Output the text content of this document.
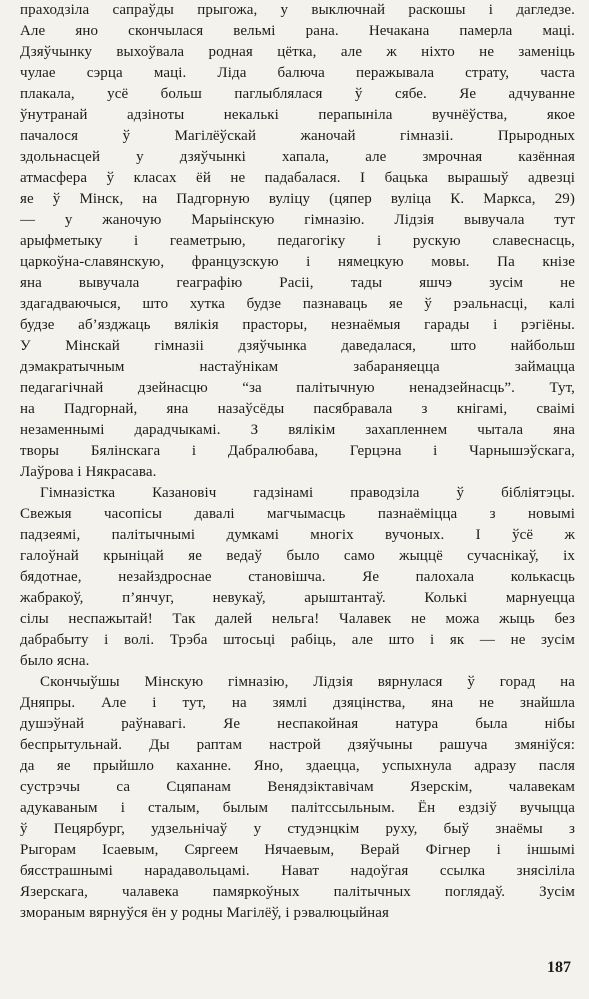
праходзіла сапраўды прыгожа, у выключнай раскошы і дагледзе.
Але яно скончылася вельмі рана. Нечакана памерла маці.
Дзяўчынку выхоўвала родная цётка, але ж ніхто не заменіць
чулае сэрца маці. Ліда балюча перажывала страту, часта
плакала, усё больш паглыблялася ў сябе. Яе адчуванне
ўнутранай адзіноты некалькі перапыніла вучнёўства, якое
пачалося ў Магілёўскай жаночай гімназіі. Прыродных
здольнасцей у дзяўчынкі хапала, але змрочная казённая
атмасфера ў класах ёй не падабалася. І бацька вырашыў адвезці
яе ў Мінск, на Падгорную вуліцу (цяпер вуліца К. Маркса, 29)
— у жаночую Марыінскую гімназію. Лідзія вывучала тут
арыфметыку і геаметрыю, педагогіку і рускую славеснасць,
царкоўна-славянскую, французскую і нямецкую мовы. Па кнізе
яна вывучала геаграфію Расіі, тады яшчэ зусім не
здагадваючыся, што хутка будзе пазнаваць яе ў рэальнасці, калі
будзе аб’язджаць вялікія прасторы, незнаёмыя гарады і рэгіёны.
У Мінскай гімназіі дзяўчынка даведалася, што найбольш
дэмакратычным настаўнікам забараняецца займацца
педагагічнай дзейнасцю “за палітычную ненадзейнасць”. Тут,
на Падгорнай, яна назаўсёды пасябравала з кнігамі, сваімі
незаменнымі дарадчыкамі. З вялікім захапленнем чытала яна
творы Бялінскага і Дабралюбава, Герцэна і Чарнышэўскага,
Лаўрова і Някрасава.
Гімназістка Казановіч гадзінамі праводзіла ў бібліятэцы.
Свежыя часопісы давалі магчымасць пазнаёміцца з новымі
падзеямі, палітычнымі думкамі многіх вучоных. І ўсё ж
галоўнай крыніцай яе ведаў было само жыццё сучаснікаў, іх
бядотнае, незайздроснае становішча. Яе палохала колькасць
жабракоў, п’янчуг, невукаў, арыштантаў. Колькі марнуецца
сілы неспажытай! Так далей нельга! Чалавек не можа жыць без
дабрабыту і волі. Трэба штосьці рабіць, але што і як — не зусім
было ясна.
Скончыўшы Мінскую гімназію, Лідзія вярнулася ў горад на
Дняпры. Але і тут, на зямлі дзяцінства, яна не знайшла
душэўнай раўнавагі. Яе неспакойная натура была нібы
беспрытульнай. Ды раптам настрой дзяўчыны рашуча змяніўся:
да яе прыйшло каханне. Яно, здаецца, успыхнула адразу пасля
сустрэчы са Сцяпанам Венядзіктавічам Язерскім, чалавекам
адукаваным і сталым, былым палітссыльным. Ён ездзіў вучыцца
ў Пецярбург, удзельнічаў у студэнцкім руху, быў знаёмы з
Рыгорам Ісаевым, Сяргеем Нячаевым, Верай Фігнер і іншымі
бясстрашнымі нарадавольцамі. Нават надоўгая ссылка знясіліла
Язерскага, чалавека памяркоўных палітычных поглядаў. Зусім
змораным вярнуўся ён у родны Магілёў, і рэвалюцыйная
187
^^^^
→ **Directions for this task**:
Look for the word "было" in every line of the listing and copy the lines that have it.

→ **Exercise solution**:
галоўнай крыніцай яе ведаў было само жыццё сучаснікаў, іх
было ясна.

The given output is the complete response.